Dataset excerpt:
··········
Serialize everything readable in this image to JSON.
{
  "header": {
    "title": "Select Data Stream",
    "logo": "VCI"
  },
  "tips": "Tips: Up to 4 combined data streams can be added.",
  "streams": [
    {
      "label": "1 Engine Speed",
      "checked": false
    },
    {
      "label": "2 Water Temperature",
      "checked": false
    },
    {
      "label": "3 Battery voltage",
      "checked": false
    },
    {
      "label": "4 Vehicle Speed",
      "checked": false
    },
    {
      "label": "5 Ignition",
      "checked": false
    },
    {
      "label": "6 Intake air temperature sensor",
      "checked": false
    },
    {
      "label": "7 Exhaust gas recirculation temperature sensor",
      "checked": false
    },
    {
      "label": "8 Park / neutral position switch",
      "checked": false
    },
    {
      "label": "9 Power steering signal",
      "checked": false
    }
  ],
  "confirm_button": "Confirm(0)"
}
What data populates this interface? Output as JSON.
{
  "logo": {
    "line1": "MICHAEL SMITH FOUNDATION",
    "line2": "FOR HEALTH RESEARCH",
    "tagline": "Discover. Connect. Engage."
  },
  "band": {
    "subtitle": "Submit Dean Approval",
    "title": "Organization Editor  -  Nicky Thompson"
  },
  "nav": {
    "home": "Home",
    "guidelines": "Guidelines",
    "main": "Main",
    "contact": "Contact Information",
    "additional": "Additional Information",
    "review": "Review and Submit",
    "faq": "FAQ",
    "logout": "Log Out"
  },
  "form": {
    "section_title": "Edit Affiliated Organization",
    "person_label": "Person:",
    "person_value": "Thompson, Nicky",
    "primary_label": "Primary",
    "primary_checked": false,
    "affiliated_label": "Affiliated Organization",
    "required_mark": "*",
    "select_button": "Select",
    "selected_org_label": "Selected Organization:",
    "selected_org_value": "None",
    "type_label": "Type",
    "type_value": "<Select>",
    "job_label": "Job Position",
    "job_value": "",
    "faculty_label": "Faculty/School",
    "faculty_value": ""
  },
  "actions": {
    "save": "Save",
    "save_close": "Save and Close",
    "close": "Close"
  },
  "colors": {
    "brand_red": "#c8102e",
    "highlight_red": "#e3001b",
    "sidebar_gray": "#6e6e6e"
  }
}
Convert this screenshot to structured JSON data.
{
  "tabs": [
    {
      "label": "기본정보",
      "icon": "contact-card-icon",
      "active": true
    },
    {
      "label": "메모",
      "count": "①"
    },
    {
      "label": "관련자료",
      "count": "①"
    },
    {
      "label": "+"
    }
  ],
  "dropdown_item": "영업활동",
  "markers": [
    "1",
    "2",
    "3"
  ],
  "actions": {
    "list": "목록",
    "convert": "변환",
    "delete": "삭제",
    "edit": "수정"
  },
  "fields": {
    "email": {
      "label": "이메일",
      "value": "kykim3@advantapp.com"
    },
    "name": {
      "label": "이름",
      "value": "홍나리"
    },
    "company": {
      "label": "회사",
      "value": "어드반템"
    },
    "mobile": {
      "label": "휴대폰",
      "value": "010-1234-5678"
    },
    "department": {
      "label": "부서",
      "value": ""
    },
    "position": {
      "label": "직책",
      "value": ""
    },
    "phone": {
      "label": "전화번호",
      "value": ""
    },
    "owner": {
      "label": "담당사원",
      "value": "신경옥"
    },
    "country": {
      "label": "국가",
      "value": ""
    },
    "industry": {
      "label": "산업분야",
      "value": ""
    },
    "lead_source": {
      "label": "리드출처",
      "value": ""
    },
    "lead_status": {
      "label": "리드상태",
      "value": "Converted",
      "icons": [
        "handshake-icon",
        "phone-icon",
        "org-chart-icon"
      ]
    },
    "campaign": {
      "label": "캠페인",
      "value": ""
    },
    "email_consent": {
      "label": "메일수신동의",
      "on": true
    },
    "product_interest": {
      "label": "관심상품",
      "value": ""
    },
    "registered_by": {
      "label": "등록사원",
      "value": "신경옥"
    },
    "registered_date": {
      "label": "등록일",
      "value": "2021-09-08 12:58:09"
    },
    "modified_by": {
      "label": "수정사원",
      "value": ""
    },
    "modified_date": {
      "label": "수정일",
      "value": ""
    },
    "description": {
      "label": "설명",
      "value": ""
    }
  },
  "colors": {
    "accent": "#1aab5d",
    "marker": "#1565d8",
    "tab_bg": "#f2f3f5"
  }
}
··········
### STATED TASK
Pull out each line of the listing that holds the string "Information".

### EXPECTED ANSWER
    "contact": "Contact Information",
    "additional": "Additional Information",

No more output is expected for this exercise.